REQUIREMENT: Among the records that follow, count the lines with the string "from"; report only that count.

Data excerpts
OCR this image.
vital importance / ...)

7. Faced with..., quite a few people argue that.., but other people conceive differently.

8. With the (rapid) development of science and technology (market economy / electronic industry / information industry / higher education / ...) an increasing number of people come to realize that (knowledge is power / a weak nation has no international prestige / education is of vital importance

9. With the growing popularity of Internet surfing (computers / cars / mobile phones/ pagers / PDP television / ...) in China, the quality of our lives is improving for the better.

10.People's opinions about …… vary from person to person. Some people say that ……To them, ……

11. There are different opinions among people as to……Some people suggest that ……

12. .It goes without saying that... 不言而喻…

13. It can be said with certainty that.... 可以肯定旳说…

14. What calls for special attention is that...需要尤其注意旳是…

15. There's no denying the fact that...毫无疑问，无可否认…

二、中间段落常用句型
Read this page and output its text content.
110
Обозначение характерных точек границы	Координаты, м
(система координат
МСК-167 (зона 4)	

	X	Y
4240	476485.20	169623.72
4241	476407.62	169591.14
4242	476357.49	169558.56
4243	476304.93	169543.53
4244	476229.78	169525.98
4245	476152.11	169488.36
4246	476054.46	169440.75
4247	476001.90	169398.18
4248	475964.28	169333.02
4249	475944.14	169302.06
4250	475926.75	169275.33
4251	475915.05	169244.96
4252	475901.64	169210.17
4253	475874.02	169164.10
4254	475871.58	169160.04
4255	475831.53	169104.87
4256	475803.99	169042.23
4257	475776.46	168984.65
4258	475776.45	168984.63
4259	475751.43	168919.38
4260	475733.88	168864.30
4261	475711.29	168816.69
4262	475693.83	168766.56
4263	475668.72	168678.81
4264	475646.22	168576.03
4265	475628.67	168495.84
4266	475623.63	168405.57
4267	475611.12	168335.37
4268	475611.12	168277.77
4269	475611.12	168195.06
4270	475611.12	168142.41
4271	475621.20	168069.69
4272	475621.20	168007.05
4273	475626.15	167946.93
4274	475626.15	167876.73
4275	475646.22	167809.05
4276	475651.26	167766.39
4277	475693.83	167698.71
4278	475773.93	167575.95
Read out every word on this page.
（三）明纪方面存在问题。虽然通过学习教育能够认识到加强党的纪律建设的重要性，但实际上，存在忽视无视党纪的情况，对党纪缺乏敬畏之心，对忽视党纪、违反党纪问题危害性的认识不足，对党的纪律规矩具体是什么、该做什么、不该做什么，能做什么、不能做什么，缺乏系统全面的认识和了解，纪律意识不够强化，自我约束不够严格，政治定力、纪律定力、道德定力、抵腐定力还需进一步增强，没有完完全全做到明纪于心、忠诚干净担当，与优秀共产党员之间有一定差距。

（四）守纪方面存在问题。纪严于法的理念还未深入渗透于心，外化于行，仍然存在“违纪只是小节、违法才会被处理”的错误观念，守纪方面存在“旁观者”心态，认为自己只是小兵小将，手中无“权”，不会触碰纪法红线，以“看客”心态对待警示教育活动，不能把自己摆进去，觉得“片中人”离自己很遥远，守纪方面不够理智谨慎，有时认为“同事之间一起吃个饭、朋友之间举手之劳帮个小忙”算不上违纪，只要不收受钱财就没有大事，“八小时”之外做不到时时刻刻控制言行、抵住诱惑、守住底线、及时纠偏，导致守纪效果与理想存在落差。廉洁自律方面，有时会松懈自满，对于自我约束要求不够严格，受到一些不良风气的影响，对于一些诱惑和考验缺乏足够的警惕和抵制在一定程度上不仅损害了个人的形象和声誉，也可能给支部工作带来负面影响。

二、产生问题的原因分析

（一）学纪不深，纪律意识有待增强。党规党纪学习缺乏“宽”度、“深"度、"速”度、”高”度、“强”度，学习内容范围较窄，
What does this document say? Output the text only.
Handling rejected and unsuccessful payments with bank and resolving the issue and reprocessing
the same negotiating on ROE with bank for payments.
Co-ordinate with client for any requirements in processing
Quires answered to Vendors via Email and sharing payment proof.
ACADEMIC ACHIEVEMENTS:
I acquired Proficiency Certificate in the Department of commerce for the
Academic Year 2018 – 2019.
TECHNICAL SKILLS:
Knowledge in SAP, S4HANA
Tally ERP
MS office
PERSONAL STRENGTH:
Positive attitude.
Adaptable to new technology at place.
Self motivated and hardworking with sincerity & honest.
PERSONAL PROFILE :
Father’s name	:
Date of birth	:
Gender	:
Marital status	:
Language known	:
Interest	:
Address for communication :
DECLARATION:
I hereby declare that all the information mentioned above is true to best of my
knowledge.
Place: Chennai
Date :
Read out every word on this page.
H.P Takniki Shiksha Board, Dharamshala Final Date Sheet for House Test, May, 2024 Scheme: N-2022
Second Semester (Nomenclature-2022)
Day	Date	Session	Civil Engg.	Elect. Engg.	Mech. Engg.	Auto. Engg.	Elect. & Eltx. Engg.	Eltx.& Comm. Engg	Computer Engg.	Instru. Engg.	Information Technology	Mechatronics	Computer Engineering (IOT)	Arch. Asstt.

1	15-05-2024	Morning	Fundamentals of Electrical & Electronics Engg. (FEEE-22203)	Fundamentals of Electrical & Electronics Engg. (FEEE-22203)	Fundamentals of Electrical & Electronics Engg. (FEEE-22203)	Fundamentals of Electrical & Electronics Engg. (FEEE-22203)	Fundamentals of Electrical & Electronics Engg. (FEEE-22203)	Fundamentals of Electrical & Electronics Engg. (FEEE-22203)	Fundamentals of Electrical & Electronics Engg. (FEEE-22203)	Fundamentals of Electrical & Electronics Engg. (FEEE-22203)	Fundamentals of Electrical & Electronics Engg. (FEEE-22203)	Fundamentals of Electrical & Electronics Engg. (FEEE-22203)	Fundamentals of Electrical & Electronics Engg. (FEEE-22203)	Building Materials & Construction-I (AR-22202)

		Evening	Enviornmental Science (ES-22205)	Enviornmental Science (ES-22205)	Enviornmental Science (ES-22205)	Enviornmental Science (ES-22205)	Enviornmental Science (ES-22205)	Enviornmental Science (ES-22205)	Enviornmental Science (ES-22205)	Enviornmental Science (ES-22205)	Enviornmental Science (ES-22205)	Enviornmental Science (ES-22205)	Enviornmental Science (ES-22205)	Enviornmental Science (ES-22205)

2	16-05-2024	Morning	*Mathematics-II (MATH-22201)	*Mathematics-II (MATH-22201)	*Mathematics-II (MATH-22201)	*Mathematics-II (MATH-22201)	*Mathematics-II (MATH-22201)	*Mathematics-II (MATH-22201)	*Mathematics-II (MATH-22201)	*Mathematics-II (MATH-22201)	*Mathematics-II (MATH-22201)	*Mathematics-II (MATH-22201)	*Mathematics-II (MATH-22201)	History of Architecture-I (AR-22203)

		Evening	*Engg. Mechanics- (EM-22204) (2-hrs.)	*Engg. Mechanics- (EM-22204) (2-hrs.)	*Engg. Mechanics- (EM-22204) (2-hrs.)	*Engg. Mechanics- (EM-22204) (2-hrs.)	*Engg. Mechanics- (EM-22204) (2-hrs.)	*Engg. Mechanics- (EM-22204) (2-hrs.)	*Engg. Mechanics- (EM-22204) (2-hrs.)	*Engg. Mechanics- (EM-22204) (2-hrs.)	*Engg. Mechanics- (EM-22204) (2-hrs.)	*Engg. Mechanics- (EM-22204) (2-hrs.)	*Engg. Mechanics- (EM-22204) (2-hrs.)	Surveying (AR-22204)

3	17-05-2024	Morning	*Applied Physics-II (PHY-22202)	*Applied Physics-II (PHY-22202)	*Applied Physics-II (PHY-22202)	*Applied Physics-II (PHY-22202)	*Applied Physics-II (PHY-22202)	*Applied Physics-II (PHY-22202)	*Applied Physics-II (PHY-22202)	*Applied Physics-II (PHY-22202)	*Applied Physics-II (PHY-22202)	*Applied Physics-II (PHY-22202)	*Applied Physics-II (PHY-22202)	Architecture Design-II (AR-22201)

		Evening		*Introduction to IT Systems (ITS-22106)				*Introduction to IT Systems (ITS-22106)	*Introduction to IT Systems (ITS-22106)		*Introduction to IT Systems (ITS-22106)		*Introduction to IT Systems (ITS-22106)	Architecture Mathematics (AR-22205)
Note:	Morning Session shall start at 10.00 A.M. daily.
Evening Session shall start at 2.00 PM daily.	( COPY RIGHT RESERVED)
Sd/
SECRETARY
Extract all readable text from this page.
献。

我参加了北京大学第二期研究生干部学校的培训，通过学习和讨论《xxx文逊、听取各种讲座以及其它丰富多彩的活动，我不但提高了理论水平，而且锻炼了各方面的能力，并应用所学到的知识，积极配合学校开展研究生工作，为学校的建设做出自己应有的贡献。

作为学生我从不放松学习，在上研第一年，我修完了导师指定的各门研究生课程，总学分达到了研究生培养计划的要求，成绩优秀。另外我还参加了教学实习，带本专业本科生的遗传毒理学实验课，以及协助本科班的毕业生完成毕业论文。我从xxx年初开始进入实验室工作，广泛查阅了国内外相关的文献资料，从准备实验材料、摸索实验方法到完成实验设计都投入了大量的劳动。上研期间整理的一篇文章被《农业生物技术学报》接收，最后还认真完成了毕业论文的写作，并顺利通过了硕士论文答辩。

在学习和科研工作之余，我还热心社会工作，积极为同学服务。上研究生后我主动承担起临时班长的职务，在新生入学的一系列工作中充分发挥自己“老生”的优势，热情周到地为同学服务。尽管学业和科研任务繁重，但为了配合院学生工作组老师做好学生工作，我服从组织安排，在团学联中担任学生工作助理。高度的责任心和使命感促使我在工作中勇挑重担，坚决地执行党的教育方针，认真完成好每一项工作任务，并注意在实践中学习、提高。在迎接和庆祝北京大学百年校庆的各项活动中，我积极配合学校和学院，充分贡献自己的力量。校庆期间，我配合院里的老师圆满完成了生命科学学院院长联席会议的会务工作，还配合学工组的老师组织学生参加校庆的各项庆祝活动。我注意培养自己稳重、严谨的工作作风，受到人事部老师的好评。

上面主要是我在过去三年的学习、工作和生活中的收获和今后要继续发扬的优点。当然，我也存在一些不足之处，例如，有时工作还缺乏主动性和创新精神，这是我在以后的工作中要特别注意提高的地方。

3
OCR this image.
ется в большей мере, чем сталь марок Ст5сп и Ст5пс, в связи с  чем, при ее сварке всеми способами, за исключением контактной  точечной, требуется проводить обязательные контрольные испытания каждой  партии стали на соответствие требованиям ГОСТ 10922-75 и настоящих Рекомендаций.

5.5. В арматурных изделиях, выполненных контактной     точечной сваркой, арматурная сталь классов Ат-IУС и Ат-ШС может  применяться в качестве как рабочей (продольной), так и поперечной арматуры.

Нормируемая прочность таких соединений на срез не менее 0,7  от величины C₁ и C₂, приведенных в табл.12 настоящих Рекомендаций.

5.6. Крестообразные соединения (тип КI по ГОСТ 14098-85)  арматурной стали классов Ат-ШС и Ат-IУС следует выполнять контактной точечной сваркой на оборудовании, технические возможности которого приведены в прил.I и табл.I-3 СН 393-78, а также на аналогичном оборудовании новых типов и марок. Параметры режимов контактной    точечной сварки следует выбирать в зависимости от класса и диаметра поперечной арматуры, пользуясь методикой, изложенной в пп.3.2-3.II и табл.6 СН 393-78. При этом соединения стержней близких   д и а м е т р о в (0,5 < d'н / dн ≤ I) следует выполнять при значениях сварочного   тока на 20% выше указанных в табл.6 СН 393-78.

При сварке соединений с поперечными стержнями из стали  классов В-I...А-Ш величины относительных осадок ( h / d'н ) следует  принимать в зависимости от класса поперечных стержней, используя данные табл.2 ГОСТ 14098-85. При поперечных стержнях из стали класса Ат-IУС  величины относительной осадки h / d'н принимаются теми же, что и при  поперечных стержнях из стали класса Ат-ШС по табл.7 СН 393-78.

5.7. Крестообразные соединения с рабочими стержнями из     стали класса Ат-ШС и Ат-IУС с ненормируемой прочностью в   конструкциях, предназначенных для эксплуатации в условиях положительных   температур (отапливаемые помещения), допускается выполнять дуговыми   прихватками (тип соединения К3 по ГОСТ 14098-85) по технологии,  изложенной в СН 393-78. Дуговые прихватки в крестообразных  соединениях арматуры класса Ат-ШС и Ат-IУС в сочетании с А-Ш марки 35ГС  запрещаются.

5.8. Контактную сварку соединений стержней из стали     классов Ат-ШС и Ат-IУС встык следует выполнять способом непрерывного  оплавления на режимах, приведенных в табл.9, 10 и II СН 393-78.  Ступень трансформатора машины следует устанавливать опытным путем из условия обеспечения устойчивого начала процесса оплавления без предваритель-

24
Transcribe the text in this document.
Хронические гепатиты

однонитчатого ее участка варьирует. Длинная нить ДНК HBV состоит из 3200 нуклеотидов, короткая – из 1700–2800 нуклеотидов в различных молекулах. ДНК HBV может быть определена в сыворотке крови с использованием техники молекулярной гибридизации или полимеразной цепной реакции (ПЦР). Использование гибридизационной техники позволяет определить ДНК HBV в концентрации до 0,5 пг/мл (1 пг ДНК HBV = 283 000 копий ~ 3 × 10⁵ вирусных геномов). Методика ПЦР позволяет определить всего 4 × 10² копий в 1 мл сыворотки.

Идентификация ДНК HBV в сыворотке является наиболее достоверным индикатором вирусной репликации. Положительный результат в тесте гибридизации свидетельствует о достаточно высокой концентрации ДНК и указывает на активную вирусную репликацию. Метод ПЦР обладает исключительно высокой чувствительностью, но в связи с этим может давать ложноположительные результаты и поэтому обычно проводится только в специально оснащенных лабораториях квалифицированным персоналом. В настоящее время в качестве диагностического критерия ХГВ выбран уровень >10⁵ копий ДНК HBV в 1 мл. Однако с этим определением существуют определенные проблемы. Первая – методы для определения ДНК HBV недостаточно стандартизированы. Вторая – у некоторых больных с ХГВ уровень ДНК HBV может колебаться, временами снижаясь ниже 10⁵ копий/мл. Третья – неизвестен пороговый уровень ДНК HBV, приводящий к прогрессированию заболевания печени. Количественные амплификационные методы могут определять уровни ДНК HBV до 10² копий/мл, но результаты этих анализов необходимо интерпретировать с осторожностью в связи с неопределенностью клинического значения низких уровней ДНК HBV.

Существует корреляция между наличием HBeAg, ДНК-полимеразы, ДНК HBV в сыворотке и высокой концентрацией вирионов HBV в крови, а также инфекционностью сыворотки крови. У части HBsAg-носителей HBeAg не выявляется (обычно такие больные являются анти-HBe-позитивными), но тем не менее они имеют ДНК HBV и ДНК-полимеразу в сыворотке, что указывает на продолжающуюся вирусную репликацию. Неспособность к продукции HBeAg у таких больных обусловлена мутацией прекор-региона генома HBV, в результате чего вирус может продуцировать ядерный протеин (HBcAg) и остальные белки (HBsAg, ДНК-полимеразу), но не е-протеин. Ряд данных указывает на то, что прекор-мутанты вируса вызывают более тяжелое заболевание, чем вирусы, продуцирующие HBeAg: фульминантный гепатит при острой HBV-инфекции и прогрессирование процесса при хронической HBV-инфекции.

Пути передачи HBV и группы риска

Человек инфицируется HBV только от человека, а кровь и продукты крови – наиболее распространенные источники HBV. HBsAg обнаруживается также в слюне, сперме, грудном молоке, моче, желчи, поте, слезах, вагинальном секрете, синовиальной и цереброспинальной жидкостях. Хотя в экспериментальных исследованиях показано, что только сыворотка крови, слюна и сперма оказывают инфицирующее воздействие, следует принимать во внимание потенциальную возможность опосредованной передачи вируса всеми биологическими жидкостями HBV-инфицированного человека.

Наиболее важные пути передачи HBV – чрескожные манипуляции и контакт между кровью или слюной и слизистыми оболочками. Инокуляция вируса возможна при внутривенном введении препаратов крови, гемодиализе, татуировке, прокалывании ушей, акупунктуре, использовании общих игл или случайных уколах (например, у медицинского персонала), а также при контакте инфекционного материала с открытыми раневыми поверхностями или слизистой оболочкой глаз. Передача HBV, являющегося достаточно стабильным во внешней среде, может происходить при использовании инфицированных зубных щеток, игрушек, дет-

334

TASK RESULT: 2